§ Exercise aim: Skip the pictures and quote all of the lines exactly.

§ Given records:
::::
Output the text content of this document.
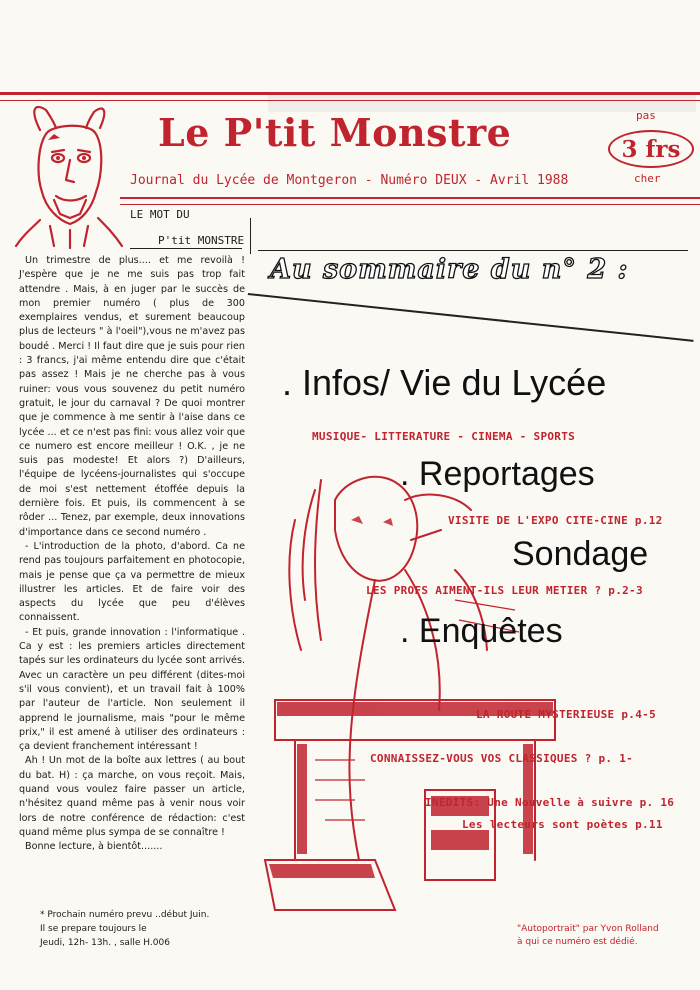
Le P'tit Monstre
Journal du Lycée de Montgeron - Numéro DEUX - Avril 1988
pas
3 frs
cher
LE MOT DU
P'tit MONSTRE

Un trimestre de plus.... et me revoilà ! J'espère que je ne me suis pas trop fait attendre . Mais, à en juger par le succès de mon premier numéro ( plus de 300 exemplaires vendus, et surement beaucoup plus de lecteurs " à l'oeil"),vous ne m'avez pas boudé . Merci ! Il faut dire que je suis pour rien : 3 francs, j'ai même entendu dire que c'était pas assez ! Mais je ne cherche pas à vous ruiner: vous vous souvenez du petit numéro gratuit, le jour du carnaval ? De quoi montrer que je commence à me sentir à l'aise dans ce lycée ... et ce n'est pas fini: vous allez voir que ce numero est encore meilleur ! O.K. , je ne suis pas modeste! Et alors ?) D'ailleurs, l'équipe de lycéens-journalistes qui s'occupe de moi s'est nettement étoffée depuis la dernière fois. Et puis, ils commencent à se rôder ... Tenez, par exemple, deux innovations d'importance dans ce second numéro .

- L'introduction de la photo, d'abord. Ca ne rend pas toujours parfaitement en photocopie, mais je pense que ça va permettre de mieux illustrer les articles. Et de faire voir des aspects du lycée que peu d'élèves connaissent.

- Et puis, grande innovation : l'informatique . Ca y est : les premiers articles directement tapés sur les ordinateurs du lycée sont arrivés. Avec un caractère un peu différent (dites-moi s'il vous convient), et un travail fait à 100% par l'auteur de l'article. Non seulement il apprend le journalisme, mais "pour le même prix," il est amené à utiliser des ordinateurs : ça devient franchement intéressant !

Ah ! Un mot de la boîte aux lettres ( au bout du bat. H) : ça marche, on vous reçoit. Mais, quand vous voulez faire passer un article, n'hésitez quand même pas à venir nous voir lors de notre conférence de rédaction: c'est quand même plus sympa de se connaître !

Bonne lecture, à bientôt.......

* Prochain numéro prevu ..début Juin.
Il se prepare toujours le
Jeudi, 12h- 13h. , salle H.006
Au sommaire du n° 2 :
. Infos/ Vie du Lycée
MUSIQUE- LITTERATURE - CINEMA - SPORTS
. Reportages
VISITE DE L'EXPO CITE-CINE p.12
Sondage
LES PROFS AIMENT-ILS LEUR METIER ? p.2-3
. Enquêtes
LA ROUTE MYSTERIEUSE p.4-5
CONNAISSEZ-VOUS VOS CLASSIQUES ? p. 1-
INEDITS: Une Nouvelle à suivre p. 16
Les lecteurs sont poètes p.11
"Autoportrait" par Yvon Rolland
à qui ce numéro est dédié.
::::
§ Exercise result:
Output the text content of this document.
Le P'tit Monstre
Journal du Lycée de Montgeron - Numéro DEUX - Avril 1988
pas
3 frs
cher
LE MOT DU
P'tit MONSTRE

Un trimestre de plus.... et me revoilà ! J'espère que je ne me suis pas trop fait attendre . Mais, à en juger par le succès de mon premier numéro ( plus de 300 exemplaires vendus, et surement beaucoup plus de lecteurs " à l'oeil"),vous ne m'avez pas boudé . Merci ! Il faut dire que je suis pour rien : 3 francs, j'ai même entendu dire que c'était pas assez ! Mais je ne cherche pas à vous ruiner: vous vous souvenez du petit numéro gratuit, le jour du carnaval ? De quoi montrer que je commence à me sentir à l'aise dans ce lycée ... et ce n'est pas fini: vous allez voir que ce numero est encore meilleur ! O.K. , je ne suis pas modeste! Et alors ?) D'ailleurs, l'équipe de lycéens-journalistes qui s'occupe de moi s'est nettement étoffée depuis la dernière fois. Et puis, ils commencent à se rôder ... Tenez, par exemple, deux innovations d'importance dans ce second numéro .

- L'introduction de la photo, d'abord. Ca ne rend pas toujours parfaitement en photocopie, mais je pense que ça va permettre de mieux illustrer les articles. Et de faire voir des aspects du lycée que peu d'élèves connaissent.

- Et puis, grande innovation : l'informatique . Ca y est : les premiers articles directement tapés sur les ordinateurs du lycée sont arrivés. Avec un caractère un peu différent (dites-moi s'il vous convient), et un travail fait à 100% par l'auteur de l'article. Non seulement il apprend le journalisme, mais "pour le même prix," il est amené à utiliser des ordinateurs : ça devient franchement intéressant !

Ah ! Un mot de la boîte aux lettres ( au bout du bat. H) : ça marche, on vous reçoit. Mais, quand vous voulez faire passer un article, n'hésitez quand même pas à venir nous voir lors de notre conférence de rédaction: c'est quand même plus sympa de se connaître !

Bonne lecture, à bientôt.......

* Prochain numéro prevu ..début Juin.
Il se prepare toujours le
Jeudi, 12h- 13h. , salle H.006
Au sommaire du n° 2 :
. Infos/ Vie du Lycée
MUSIQUE- LITTERATURE - CINEMA - SPORTS
. Reportages
VISITE DE L'EXPO CITE-CINE p.12
Sondage
LES PROFS AIMENT-ILS LEUR METIER ? p.2-3
. Enquêtes
LA ROUTE MYSTERIEUSE p.4-5
CONNAISSEZ-VOUS VOS CLASSIQUES ? p. 1-
INEDITS: Une Nouvelle à suivre p. 16
Les lecteurs sont poètes p.11
"Autoportrait" par Yvon Rolland
à qui ce numéro est dédié.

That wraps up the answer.